Exercise requirements: Transcribe all of the material below word for word and leave out its pictures.

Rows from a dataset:
====================
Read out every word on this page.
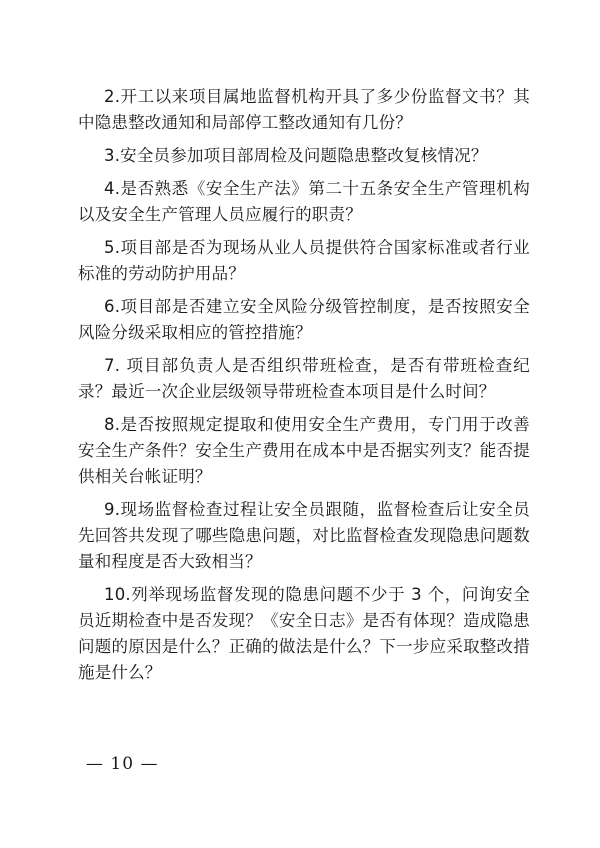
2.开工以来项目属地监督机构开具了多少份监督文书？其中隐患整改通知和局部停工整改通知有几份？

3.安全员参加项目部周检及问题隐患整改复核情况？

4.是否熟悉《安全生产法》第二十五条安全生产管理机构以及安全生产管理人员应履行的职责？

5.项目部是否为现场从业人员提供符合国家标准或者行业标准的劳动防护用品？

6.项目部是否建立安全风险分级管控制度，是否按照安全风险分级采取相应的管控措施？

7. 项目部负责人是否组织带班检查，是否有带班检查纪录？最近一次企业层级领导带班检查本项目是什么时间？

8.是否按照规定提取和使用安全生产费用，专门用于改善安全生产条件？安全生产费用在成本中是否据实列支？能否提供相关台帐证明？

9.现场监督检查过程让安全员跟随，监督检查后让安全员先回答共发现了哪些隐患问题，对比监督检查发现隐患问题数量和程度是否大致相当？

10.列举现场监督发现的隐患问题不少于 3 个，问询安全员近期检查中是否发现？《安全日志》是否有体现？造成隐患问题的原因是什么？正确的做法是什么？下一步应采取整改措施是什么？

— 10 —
====================
Finished exercise:
Read out every word on this page.
2.开工以来项目属地监督机构开具了多少份监督文书？其中隐患整改通知和局部停工整改通知有几份？

3.安全员参加项目部周检及问题隐患整改复核情况？

4.是否熟悉《安全生产法》第二十五条安全生产管理机构以及安全生产管理人员应履行的职责？

5.项目部是否为现场从业人员提供符合国家标准或者行业标准的劳动防护用品？

6.项目部是否建立安全风险分级管控制度，是否按照安全风险分级采取相应的管控措施？

7. 项目部负责人是否组织带班检查，是否有带班检查纪录？最近一次企业层级领导带班检查本项目是什么时间？

8.是否按照规定提取和使用安全生产费用，专门用于改善安全生产条件？安全生产费用在成本中是否据实列支？能否提供相关台帐证明？

9.现场监督检查过程让安全员跟随，监督检查后让安全员先回答共发现了哪些隐患问题，对比监督检查发现隐患问题数量和程度是否大致相当？

10.列举现场监督发现的隐患问题不少于 3 个，问询安全员近期检查中是否发现？《安全日志》是否有体现？造成隐患问题的原因是什么？正确的做法是什么？下一步应采取整改措施是什么？

— 10 —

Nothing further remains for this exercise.